» AIM OF THE EXERCISE:
Reproduce the records verbatim, beginning at the line that contains "Detect and localize" and ending after the line that contains "action-panel-header[interactable]: ⌄ Action".

# RECORDS FOR THIS TASK start

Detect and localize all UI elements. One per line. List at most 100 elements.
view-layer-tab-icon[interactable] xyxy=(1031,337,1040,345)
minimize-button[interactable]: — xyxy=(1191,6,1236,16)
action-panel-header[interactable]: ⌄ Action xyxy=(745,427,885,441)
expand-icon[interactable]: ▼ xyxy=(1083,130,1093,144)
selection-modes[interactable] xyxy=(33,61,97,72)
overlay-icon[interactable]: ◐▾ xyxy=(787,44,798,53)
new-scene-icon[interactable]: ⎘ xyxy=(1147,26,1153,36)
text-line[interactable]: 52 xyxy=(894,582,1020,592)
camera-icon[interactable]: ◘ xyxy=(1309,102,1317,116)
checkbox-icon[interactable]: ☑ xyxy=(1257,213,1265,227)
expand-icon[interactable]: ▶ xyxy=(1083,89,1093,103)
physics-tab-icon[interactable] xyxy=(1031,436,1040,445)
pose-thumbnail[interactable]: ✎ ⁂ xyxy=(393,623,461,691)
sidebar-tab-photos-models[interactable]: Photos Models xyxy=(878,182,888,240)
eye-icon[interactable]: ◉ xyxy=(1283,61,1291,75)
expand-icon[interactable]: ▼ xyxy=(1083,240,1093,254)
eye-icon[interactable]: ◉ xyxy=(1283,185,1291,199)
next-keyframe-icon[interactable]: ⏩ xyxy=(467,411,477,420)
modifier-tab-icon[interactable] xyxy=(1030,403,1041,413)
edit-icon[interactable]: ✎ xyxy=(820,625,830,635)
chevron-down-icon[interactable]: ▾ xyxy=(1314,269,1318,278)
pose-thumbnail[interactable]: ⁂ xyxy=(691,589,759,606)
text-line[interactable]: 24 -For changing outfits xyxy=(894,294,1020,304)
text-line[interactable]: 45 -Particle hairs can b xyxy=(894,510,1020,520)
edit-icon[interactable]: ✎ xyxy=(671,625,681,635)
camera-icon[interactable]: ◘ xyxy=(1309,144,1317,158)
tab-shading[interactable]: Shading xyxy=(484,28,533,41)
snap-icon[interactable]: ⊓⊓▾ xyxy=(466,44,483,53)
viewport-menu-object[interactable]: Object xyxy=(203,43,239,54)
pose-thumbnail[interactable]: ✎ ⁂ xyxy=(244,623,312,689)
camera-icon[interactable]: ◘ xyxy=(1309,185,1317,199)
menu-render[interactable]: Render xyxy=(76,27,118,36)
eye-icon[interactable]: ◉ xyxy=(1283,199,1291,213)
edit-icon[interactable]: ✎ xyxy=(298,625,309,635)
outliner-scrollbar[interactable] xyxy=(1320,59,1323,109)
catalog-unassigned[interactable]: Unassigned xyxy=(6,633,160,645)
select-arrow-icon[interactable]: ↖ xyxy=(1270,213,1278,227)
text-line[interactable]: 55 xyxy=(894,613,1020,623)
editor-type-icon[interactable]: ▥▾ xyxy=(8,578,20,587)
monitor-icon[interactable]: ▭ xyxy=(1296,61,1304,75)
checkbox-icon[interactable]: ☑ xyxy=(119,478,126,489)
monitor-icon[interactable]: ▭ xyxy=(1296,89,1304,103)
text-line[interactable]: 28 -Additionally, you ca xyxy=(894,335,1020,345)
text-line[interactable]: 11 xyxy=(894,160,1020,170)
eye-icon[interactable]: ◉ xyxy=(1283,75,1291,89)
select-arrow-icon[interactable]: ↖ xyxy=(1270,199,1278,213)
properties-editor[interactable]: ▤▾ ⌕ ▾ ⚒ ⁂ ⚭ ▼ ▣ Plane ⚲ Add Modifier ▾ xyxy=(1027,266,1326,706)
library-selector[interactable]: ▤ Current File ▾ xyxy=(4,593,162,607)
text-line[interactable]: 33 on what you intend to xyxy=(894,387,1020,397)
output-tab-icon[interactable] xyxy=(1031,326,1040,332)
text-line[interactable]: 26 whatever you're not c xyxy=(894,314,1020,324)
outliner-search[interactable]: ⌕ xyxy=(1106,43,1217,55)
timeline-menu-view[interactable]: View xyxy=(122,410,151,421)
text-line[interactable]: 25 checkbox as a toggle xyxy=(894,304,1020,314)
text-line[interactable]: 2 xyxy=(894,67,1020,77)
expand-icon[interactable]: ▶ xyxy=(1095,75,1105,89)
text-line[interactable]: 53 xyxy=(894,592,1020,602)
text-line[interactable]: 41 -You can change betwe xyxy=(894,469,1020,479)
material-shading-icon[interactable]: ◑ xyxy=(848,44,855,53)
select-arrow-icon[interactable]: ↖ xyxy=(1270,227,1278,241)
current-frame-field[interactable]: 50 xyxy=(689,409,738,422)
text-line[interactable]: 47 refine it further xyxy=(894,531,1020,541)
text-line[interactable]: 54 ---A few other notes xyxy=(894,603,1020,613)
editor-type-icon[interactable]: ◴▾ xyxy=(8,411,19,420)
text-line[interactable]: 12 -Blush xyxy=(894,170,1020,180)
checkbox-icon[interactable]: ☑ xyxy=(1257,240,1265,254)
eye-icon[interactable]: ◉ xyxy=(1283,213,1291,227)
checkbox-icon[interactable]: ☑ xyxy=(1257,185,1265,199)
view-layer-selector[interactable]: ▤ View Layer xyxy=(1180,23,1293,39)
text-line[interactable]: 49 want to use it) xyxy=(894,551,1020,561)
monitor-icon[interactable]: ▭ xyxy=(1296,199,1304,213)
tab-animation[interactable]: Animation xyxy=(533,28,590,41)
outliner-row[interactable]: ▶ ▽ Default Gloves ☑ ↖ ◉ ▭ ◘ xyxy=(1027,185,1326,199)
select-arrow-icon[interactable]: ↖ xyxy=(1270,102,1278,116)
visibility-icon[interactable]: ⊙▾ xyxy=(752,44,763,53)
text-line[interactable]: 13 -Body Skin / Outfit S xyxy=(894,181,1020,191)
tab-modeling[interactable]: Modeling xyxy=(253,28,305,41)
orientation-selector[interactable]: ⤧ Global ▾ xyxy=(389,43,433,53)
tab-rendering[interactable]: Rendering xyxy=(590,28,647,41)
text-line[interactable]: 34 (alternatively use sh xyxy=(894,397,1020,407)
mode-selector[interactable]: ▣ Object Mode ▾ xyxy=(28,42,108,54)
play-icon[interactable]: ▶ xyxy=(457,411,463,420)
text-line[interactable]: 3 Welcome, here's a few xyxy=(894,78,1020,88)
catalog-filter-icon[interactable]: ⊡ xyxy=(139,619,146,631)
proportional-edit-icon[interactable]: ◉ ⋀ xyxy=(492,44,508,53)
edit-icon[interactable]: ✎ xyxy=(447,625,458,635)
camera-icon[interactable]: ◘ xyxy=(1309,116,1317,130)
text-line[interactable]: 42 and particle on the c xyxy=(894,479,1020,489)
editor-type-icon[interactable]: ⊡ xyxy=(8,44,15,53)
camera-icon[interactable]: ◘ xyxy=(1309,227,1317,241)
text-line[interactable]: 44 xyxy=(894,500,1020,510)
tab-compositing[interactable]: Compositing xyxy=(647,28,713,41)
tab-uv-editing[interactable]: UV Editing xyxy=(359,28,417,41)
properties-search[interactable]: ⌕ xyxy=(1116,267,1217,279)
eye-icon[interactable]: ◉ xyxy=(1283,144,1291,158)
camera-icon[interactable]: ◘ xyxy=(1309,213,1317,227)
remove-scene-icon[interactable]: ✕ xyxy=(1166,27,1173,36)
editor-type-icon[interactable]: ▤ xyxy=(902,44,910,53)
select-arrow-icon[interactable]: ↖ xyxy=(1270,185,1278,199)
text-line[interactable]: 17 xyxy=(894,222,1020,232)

# RECORDS FOR THIS TASK end
# RECORDS FOR THIS TASK start

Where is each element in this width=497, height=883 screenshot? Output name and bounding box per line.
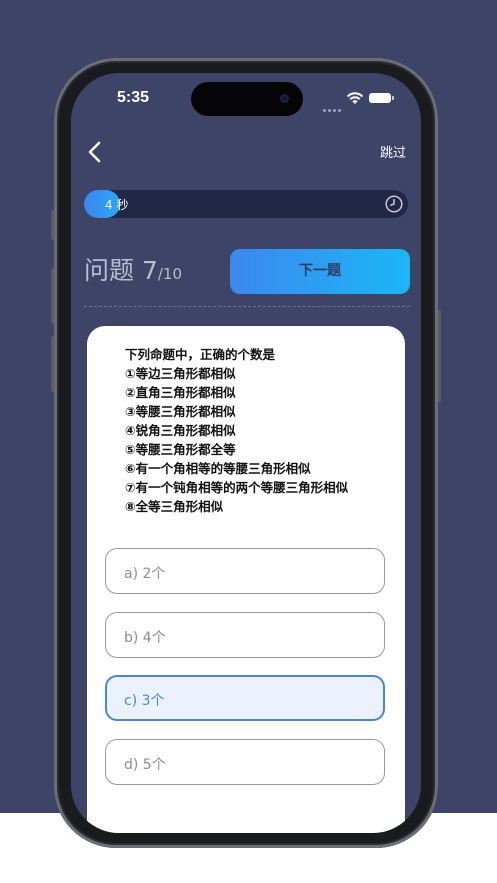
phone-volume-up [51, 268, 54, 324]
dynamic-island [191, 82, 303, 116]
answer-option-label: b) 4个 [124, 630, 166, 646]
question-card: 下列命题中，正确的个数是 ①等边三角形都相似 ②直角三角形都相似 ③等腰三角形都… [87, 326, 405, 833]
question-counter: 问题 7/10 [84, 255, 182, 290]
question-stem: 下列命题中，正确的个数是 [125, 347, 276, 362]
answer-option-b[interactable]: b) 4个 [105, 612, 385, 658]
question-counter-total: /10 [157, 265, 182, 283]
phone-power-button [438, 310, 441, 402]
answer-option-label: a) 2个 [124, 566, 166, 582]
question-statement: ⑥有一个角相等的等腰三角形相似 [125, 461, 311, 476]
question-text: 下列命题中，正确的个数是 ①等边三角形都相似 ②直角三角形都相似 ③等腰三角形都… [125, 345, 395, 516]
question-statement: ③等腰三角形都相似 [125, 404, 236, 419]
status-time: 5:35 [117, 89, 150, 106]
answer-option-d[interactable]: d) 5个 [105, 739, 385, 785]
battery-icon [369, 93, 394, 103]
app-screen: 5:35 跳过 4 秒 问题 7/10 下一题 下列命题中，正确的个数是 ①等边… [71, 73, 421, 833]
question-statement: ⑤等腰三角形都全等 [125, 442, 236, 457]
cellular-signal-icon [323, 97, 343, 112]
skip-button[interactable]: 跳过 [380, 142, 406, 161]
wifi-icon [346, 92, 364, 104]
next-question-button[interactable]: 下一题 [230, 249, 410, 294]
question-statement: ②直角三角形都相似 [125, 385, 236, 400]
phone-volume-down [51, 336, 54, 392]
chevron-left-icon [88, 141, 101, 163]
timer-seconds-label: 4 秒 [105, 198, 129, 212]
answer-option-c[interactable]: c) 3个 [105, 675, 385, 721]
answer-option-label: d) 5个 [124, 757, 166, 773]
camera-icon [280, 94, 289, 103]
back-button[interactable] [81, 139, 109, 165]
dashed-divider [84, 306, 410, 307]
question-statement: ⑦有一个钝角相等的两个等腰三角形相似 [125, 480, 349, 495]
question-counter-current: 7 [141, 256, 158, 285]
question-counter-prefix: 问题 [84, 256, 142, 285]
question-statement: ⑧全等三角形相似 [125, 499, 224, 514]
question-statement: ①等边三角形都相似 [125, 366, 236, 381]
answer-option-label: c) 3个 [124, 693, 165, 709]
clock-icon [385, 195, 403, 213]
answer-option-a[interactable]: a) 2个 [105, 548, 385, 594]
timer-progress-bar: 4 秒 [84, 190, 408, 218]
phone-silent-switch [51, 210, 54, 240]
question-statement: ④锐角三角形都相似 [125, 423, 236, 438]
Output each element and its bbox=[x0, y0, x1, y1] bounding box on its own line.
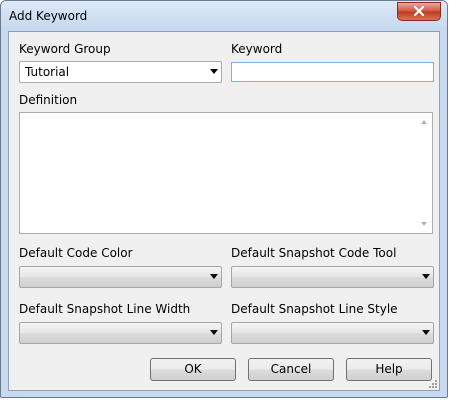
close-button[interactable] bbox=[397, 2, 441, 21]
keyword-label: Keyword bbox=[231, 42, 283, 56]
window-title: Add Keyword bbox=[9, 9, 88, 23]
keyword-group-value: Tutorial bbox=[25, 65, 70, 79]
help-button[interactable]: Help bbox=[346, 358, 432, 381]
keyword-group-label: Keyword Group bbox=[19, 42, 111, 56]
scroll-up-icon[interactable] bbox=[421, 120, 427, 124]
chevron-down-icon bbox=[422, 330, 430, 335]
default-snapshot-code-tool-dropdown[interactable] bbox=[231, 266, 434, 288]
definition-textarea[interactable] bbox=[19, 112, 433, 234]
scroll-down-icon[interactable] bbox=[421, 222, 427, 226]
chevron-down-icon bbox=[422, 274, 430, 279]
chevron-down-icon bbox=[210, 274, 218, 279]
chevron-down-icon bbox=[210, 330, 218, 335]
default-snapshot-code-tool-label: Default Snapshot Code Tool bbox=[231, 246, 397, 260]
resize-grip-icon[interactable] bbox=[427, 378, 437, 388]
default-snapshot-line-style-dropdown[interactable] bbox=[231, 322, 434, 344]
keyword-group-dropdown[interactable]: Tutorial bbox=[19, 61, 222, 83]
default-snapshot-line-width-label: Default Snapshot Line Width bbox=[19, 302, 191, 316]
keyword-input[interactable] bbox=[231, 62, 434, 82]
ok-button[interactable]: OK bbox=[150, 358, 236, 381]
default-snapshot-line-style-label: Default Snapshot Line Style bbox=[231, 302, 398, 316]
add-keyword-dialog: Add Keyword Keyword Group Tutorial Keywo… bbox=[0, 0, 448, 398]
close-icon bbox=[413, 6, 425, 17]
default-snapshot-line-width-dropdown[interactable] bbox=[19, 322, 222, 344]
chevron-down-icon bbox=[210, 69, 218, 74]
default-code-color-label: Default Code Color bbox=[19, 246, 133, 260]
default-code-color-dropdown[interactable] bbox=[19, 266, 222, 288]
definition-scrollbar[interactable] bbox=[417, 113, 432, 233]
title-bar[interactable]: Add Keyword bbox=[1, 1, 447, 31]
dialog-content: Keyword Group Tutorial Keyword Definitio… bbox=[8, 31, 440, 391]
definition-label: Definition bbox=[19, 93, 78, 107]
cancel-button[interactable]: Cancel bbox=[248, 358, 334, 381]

# RECORDS FOR THIS TASK end
# RECORDS FOR THIS TASK start

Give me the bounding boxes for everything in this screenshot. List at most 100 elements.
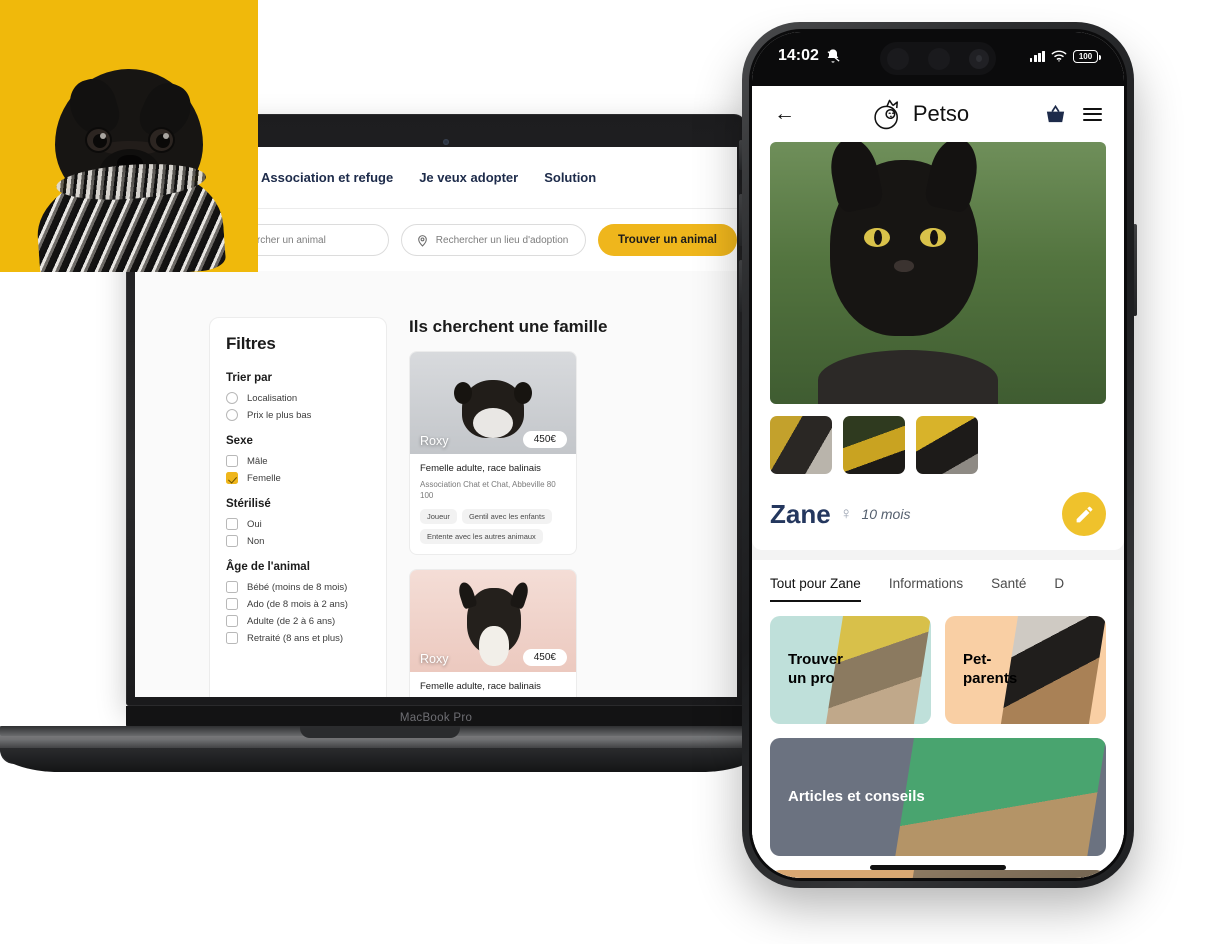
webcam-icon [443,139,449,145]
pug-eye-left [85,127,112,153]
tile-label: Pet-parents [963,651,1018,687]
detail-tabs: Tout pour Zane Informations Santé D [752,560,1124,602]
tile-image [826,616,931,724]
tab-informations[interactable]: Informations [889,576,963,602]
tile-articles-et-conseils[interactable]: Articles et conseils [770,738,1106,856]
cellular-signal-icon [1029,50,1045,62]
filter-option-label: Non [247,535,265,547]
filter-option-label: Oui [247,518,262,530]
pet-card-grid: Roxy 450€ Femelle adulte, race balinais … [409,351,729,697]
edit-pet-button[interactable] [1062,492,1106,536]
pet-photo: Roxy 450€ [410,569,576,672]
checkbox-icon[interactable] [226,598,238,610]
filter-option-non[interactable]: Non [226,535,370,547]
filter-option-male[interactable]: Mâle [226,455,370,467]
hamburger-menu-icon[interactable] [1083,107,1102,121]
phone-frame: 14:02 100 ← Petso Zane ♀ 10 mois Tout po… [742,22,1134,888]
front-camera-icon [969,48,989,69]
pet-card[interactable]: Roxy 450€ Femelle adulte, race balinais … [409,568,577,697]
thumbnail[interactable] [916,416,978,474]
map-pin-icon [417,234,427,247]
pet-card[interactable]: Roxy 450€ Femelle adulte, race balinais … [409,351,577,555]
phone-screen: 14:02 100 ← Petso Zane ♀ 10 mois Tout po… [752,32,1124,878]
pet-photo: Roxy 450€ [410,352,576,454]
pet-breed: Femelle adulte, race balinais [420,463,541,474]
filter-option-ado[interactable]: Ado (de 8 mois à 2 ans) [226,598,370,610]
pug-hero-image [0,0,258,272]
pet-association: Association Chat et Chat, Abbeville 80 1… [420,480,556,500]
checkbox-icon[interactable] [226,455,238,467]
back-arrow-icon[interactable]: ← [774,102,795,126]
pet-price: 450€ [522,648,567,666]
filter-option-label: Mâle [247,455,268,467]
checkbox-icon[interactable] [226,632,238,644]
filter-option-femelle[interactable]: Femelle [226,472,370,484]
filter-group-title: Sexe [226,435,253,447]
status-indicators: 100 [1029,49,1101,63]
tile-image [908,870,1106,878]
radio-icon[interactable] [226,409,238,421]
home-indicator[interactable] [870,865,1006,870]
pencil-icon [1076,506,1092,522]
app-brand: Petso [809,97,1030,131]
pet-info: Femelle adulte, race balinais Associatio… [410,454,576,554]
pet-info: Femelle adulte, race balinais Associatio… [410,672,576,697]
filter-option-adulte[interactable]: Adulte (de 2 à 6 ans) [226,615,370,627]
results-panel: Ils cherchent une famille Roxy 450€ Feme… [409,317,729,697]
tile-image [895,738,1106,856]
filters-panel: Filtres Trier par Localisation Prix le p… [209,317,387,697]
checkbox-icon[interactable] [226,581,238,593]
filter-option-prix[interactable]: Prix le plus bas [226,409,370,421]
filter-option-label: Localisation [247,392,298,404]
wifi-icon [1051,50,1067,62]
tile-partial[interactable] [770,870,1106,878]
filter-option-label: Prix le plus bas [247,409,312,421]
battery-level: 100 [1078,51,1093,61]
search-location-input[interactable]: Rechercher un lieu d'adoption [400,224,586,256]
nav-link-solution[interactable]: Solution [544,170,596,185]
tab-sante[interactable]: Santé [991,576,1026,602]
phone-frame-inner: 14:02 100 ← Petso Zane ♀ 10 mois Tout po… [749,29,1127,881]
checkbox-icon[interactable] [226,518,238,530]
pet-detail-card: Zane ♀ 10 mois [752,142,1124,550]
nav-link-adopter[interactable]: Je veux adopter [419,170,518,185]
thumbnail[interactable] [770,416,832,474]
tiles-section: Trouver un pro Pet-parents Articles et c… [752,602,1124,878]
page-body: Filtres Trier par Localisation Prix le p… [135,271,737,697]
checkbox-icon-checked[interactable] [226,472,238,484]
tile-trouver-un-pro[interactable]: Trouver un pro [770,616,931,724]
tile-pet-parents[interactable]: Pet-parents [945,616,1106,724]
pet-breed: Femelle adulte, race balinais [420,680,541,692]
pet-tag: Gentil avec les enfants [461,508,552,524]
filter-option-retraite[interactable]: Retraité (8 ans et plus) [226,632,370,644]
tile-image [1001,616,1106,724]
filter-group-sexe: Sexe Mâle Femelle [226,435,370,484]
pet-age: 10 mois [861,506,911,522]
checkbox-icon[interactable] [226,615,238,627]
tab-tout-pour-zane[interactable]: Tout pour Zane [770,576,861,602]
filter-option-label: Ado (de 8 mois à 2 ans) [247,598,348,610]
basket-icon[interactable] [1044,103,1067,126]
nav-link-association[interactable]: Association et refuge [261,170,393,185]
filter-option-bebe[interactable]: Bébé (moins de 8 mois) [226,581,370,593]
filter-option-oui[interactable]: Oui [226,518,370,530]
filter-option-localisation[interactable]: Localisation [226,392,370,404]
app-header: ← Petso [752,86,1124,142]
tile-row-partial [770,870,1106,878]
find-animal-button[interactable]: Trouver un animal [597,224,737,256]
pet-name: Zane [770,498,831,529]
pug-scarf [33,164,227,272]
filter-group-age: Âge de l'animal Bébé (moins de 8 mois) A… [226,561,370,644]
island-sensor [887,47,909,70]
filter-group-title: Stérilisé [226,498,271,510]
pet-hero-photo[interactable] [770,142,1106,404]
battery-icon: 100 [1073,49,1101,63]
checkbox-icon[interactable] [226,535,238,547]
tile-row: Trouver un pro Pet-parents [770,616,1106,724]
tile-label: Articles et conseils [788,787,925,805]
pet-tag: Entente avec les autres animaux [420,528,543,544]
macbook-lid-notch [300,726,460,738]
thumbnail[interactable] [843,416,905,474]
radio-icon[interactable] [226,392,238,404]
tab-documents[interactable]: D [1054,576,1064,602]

# RECORDS FOR THIS TASK end

» COMPLETE RESPONSE:
Detect and localize all UI elements. One per line. List at most 100 elements.
view-layer-tab-icon[interactable] xyxy=(1031,337,1040,345)
minimize-button[interactable]: — xyxy=(1191,6,1236,16)
action-panel-header[interactable]: ⌄ Action xyxy=(745,427,885,441)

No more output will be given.